**Written task:** Go over the listing below line by line and tally those containing "type". Give only the tally.

--- Start Listing ---

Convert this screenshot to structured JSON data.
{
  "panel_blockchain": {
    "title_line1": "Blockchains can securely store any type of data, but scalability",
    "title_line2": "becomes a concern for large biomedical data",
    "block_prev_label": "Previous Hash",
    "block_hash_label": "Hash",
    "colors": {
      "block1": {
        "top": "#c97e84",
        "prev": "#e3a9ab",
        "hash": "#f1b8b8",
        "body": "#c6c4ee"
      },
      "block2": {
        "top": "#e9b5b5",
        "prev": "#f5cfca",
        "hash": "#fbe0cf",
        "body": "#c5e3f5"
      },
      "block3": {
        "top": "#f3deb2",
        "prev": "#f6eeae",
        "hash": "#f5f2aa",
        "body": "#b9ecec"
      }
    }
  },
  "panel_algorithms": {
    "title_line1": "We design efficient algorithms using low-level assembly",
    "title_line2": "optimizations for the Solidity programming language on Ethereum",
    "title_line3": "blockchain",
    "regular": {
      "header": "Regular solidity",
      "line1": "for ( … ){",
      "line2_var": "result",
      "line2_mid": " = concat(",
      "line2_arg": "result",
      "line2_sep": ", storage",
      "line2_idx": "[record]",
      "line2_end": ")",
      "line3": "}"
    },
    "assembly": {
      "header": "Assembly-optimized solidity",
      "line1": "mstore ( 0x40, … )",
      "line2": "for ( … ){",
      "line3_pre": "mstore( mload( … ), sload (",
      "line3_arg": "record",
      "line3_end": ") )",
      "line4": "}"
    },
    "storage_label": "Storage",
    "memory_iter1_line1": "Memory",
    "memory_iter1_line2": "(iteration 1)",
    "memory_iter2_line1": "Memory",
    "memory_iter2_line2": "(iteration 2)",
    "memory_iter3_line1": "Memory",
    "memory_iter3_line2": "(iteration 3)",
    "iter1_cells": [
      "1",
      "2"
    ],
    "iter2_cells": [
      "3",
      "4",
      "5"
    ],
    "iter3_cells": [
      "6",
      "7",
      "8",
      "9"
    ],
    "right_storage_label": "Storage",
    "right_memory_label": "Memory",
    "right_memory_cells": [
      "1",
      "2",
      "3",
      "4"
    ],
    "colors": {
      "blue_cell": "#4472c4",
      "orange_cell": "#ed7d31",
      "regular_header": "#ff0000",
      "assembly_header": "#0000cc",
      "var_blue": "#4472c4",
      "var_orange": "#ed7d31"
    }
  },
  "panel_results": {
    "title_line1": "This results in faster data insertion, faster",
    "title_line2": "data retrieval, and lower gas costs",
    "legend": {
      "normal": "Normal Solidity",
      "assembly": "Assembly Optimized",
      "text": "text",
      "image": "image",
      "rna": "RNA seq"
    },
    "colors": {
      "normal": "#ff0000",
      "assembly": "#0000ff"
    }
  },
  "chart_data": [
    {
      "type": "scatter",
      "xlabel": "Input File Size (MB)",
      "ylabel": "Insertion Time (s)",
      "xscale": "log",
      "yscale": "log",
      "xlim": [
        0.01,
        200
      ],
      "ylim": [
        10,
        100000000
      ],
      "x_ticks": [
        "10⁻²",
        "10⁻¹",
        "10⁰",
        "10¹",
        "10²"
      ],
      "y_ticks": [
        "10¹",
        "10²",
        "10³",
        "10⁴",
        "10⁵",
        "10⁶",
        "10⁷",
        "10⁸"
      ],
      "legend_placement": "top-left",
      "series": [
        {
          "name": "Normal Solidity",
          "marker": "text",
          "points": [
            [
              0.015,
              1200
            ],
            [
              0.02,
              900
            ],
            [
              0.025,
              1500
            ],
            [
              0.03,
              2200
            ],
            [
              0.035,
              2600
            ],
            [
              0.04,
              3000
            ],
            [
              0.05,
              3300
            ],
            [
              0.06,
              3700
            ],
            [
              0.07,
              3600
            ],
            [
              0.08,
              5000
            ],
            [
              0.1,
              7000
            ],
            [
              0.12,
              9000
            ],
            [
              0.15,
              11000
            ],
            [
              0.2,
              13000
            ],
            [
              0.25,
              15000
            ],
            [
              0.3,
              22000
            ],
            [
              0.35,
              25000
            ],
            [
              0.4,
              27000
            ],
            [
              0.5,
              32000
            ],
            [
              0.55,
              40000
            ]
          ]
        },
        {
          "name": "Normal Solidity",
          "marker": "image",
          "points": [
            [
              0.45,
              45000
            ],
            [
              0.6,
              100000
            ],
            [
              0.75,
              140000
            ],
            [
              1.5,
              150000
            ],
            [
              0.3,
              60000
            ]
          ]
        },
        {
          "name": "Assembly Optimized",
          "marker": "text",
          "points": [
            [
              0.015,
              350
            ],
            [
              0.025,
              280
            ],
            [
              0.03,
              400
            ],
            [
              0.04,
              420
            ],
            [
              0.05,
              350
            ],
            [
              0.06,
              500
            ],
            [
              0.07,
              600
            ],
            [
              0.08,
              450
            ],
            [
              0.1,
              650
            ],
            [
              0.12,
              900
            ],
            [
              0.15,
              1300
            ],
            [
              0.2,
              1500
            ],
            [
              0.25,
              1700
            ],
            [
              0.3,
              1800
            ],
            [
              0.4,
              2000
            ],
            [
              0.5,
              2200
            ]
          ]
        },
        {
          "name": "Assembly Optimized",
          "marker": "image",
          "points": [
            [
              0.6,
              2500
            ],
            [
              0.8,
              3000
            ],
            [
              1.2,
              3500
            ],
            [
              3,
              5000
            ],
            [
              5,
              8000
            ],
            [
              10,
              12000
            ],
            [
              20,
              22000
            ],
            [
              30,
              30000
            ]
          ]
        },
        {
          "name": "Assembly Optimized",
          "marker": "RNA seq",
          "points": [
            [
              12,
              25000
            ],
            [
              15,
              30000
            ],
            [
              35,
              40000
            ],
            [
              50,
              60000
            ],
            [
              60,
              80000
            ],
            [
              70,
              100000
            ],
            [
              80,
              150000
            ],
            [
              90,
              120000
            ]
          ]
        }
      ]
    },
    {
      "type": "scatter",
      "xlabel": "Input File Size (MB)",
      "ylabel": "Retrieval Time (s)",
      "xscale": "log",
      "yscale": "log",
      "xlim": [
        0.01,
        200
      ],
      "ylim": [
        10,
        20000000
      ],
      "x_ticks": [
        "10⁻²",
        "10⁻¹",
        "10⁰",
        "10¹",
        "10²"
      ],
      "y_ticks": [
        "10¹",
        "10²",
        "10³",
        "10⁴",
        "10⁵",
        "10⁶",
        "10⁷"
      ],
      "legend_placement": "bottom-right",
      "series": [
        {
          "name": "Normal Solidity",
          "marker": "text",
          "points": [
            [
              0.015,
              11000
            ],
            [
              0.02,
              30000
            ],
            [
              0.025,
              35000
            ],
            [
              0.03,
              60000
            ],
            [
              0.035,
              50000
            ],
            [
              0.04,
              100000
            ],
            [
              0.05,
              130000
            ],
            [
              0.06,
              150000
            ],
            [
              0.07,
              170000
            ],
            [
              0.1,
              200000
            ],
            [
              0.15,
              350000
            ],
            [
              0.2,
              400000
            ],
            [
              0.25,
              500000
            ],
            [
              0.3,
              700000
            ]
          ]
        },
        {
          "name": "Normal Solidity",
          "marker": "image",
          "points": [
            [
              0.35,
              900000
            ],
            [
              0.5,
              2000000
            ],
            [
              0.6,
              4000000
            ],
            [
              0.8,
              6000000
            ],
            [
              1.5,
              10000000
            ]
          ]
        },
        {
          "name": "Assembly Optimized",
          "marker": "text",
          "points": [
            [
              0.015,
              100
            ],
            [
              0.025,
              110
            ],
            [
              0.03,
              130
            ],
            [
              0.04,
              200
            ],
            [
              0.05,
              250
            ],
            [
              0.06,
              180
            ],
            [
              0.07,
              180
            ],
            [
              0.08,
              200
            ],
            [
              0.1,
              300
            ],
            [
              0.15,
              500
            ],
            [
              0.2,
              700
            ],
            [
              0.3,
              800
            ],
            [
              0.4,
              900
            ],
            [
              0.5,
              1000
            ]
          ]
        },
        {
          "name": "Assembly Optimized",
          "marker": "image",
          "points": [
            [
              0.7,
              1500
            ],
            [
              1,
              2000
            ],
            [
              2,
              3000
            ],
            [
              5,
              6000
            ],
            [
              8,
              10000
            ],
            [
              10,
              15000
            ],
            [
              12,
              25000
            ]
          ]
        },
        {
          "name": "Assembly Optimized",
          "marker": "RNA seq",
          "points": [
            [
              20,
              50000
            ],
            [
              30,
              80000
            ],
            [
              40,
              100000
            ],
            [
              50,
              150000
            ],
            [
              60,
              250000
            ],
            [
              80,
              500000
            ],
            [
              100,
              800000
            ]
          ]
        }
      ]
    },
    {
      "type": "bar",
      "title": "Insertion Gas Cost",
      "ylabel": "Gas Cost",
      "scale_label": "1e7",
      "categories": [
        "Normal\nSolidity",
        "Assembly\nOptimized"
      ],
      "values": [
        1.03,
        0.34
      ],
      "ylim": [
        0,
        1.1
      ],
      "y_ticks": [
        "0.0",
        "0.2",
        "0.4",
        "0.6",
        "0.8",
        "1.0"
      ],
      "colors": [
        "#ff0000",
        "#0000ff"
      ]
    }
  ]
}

--- End Listing ---

**Full output:** 4